▶ _CHALLENGE_
Output every record word for word.

▶ _PROVIDED DATA_

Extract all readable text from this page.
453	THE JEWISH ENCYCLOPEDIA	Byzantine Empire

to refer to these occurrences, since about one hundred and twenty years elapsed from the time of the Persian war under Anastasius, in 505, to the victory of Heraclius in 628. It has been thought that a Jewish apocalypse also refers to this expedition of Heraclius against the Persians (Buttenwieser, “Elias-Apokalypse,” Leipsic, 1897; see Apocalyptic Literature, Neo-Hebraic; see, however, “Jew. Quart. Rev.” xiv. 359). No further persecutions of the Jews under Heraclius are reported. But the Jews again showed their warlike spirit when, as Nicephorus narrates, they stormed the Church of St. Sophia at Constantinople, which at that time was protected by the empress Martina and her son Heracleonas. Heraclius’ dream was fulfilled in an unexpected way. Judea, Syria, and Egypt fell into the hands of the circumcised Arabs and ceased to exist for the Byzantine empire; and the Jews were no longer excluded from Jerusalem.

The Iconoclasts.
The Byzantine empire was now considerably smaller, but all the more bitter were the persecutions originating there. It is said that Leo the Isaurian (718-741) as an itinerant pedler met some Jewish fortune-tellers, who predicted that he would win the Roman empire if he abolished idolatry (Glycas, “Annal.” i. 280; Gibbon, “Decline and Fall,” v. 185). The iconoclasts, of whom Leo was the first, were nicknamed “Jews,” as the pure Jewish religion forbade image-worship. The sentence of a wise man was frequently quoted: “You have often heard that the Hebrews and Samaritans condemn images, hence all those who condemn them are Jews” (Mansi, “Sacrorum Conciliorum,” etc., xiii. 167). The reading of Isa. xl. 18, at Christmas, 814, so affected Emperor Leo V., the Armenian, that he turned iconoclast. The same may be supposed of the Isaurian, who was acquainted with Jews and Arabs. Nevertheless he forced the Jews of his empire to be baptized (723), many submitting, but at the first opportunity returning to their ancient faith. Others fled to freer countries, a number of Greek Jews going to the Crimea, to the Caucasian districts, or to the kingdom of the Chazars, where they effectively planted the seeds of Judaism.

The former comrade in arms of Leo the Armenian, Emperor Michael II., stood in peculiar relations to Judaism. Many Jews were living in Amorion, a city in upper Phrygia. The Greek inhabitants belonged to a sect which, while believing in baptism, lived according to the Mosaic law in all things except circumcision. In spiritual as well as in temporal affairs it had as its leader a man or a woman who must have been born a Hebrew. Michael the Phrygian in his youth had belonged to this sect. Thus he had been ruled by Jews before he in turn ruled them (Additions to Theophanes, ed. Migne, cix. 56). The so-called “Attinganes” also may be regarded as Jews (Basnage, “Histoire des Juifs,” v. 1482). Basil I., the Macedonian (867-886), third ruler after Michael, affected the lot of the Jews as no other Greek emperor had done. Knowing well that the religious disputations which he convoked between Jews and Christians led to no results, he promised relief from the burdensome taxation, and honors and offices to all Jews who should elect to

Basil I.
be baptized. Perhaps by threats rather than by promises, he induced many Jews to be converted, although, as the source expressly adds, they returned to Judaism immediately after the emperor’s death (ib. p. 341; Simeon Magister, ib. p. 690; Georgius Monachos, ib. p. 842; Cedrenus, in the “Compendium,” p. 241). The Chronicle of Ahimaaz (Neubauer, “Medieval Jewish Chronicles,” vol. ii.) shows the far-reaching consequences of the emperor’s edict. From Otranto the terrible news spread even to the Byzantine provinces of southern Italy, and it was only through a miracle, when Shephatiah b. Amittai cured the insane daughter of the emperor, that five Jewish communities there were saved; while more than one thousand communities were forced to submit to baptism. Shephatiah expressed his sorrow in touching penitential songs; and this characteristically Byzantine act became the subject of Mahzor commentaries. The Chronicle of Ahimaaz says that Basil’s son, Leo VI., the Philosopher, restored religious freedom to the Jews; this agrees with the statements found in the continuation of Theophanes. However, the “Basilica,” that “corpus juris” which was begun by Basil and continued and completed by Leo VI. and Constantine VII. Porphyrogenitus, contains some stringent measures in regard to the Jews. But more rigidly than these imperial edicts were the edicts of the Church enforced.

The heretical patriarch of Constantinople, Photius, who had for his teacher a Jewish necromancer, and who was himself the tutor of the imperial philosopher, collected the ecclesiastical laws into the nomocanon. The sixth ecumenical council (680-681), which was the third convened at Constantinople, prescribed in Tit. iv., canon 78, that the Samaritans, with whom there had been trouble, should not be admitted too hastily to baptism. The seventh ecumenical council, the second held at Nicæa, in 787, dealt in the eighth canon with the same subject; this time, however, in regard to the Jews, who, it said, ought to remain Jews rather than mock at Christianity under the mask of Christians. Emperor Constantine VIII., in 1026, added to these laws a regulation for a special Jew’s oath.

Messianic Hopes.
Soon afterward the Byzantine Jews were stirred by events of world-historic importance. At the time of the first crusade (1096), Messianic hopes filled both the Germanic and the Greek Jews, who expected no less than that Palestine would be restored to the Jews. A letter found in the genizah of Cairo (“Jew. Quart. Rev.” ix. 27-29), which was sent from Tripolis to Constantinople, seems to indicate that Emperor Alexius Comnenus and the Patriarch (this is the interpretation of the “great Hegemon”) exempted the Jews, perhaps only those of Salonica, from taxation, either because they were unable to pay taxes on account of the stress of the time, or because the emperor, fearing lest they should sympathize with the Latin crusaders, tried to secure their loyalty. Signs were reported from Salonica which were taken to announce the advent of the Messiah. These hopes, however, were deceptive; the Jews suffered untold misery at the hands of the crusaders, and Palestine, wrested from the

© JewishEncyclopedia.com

▶ _SOLUTION FOR THIS PROBLEM_
Extract all readable text from this page.
453	THE JEWISH ENCYCLOPEDIA	Byzantine Empire

to refer to these occurrences, since about one hundred and twenty years elapsed from the time of the Persian war under Anastasius, in 505, to the victory of Heraclius in 628. It has been thought that a Jewish apocalypse also refers to this expedition of Heraclius against the Persians (Buttenwieser, “Elias-Apokalypse,” Leipsic, 1897; see Apocalyptic Literature, Neo-Hebraic; see, however, “Jew. Quart. Rev.” xiv. 359). No further persecutions of the Jews under Heraclius are reported. But the Jews again showed their warlike spirit when, as Nicephorus narrates, they stormed the Church of St. Sophia at Constantinople, which at that time was protected by the empress Martina and her son Heracleonas. Heraclius’ dream was fulfilled in an unexpected way. Judea, Syria, and Egypt fell into the hands of the circumcised Arabs and ceased to exist for the Byzantine empire; and the Jews were no longer excluded from Jerusalem.

The Iconoclasts.
The Byzantine empire was now considerably smaller, but all the more bitter were the persecutions originating there. It is said that Leo the Isaurian (718-741) as an itinerant pedler met some Jewish fortune-tellers, who predicted that he would win the Roman empire if he abolished idolatry (Glycas, “Annal.” i. 280; Gibbon, “Decline and Fall,” v. 185). The iconoclasts, of whom Leo was the first, were nicknamed “Jews,” as the pure Jewish religion forbade image-worship. The sentence of a wise man was frequently quoted: “You have often heard that the Hebrews and Samaritans condemn images, hence all those who condemn them are Jews” (Mansi, “Sacrorum Conciliorum,” etc., xiii. 167). The reading of Isa. xl. 18, at Christmas, 814, so affected Emperor Leo V., the Armenian, that he turned iconoclast. The same may be supposed of the Isaurian, who was acquainted with Jews and Arabs. Nevertheless he forced the Jews of his empire to be baptized (723), many submitting, but at the first opportunity returning to their ancient faith. Others fled to freer countries, a number of Greek Jews going to the Crimea, to the Caucasian districts, or to the kingdom of the Chazars, where they effectively planted the seeds of Judaism.

The former comrade in arms of Leo the Armenian, Emperor Michael II., stood in peculiar relations to Judaism. Many Jews were living in Amorion, a city in upper Phrygia. The Greek inhabitants belonged to a sect which, while believing in baptism, lived according to the Mosaic law in all things except circumcision. In spiritual as well as in temporal affairs it had as its leader a man or a woman who must have been born a Hebrew. Michael the Phrygian in his youth had belonged to this sect. Thus he had been ruled by Jews before he in turn ruled them (Additions to Theophanes, ed. Migne, cix. 56). The so-called “Attinganes” also may be regarded as Jews (Basnage, “Histoire des Juifs,” v. 1482). Basil I., the Macedonian (867-886), third ruler after Michael, affected the lot of the Jews as no other Greek emperor had done. Knowing well that the religious disputations which he convoked between Jews and Christians led to no results, he promised relief from the burdensome taxation, and honors and offices to all Jews who should elect to

Basil I.
be baptized. Perhaps by threats rather than by promises, he induced many Jews to be converted, although, as the source expressly adds, they returned to Judaism immediately after the emperor’s death (ib. p. 341; Simeon Magister, ib. p. 690; Georgius Monachos, ib. p. 842; Cedrenus, in the “Compendium,” p. 241). The Chronicle of Ahimaaz (Neubauer, “Medieval Jewish Chronicles,” vol. ii.) shows the far-reaching consequences of the emperor’s edict. From Otranto the terrible news spread even to the Byzantine provinces of southern Italy, and it was only through a miracle, when Shephatiah b. Amittai cured the insane daughter of the emperor, that five Jewish communities there were saved; while more than one thousand communities were forced to submit to baptism. Shephatiah expressed his sorrow in touching penitential songs; and this characteristically Byzantine act became the subject of Mahzor commentaries. The Chronicle of Ahimaaz says that Basil’s son, Leo VI., the Philosopher, restored religious freedom to the Jews; this agrees with the statements found in the continuation of Theophanes. However, the “Basilica,” that “corpus juris” which was begun by Basil and continued and completed by Leo VI. and Constantine VII. Porphyrogenitus, contains some stringent measures in regard to the Jews. But more rigidly than these imperial edicts were the edicts of the Church enforced.

The heretical patriarch of Constantinople, Photius, who had for his teacher a Jewish necromancer, and who was himself the tutor of the imperial philosopher, collected the ecclesiastical laws into the nomocanon. The sixth ecumenical council (680-681), which was the third convened at Constantinople, prescribed in Tit. iv., canon 78, that the Samaritans, with whom there had been trouble, should not be admitted too hastily to baptism. The seventh ecumenical council, the second held at Nicæa, in 787, dealt in the eighth canon with the same subject; this time, however, in regard to the Jews, who, it said, ought to remain Jews rather than mock at Christianity under the mask of Christians. Emperor Constantine VIII., in 1026, added to these laws a regulation for a special Jew’s oath.

Messianic Hopes.
Soon afterward the Byzantine Jews were stirred by events of world-historic importance. At the time of the first crusade (1096), Messianic hopes filled both the Germanic and the Greek Jews, who expected no less than that Palestine would be restored to the Jews. A letter found in the genizah of Cairo (“Jew. Quart. Rev.” ix. 27-29), which was sent from Tripolis to Constantinople, seems to indicate that Emperor Alexius Comnenus and the Patriarch (this is the interpretation of the “great Hegemon”) exempted the Jews, perhaps only those of Salonica, from taxation, either because they were unable to pay taxes on account of the stress of the time, or because the emperor, fearing lest they should sympathize with the Latin crusaders, tried to secure their loyalty. Signs were reported from Salonica which were taken to announce the advent of the Messiah. These hopes, however, were deceptive; the Jews suffered untold misery at the hands of the crusaders, and Palestine, wrested from the

© JewishEncyclopedia.com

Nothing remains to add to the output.